Gather the lines that hold the string "horis".
┌────────
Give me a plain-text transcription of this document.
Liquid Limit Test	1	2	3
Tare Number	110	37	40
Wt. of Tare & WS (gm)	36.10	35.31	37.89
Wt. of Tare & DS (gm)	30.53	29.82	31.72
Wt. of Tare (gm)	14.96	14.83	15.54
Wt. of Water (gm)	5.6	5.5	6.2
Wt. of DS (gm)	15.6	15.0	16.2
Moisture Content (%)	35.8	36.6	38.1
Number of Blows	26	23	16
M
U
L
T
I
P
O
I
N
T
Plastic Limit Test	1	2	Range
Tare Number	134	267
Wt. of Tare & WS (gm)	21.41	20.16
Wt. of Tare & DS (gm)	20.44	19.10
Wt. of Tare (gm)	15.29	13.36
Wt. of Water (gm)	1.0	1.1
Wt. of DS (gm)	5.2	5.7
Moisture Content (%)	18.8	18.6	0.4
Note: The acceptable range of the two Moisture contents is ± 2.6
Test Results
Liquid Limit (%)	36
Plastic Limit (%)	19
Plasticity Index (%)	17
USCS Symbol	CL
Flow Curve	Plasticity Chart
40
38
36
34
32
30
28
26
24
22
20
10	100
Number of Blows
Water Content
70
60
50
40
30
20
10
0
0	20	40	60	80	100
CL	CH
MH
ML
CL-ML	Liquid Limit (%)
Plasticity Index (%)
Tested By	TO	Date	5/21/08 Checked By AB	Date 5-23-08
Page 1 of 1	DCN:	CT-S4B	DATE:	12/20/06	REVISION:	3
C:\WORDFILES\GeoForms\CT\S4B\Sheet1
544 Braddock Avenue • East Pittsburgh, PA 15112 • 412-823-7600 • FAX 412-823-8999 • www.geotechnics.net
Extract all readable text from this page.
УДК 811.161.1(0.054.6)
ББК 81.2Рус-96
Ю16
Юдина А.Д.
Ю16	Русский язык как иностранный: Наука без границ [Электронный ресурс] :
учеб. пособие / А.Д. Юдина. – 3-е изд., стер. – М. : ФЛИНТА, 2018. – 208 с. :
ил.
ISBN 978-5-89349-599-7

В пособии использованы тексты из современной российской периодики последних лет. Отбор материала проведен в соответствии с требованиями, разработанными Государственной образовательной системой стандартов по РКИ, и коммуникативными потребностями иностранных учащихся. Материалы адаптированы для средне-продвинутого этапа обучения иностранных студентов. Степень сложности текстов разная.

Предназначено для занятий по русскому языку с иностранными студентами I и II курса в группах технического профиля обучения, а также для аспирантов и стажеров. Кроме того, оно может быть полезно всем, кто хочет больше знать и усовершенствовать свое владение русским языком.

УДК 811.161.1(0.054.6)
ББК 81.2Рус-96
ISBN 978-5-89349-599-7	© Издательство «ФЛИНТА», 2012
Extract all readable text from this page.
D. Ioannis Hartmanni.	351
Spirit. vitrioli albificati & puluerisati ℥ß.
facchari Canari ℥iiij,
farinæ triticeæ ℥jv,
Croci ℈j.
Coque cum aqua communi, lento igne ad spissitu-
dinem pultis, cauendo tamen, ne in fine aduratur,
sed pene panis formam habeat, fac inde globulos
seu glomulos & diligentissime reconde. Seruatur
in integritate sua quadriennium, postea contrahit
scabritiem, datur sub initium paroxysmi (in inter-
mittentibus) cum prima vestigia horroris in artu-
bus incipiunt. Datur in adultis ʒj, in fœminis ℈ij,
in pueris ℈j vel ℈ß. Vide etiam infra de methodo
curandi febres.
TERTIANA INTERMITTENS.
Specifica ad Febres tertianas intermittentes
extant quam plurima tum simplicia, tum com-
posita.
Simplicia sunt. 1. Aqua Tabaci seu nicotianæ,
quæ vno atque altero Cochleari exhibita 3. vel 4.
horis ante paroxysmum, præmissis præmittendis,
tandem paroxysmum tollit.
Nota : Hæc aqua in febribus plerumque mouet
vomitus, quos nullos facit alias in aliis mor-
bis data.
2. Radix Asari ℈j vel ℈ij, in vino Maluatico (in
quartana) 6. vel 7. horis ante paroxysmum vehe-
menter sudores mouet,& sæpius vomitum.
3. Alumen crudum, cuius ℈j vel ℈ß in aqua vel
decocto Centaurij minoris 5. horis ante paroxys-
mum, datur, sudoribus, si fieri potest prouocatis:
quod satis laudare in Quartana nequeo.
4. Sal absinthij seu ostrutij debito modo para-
└────────
WRITTEN SOLUTION:
horis ante paroxysmum, præmissis præmittendis,
quartana) 6. vel 7. horis ante paroxysmum vehe-
decocto Centaurij minoris 5. horis ante paroxys-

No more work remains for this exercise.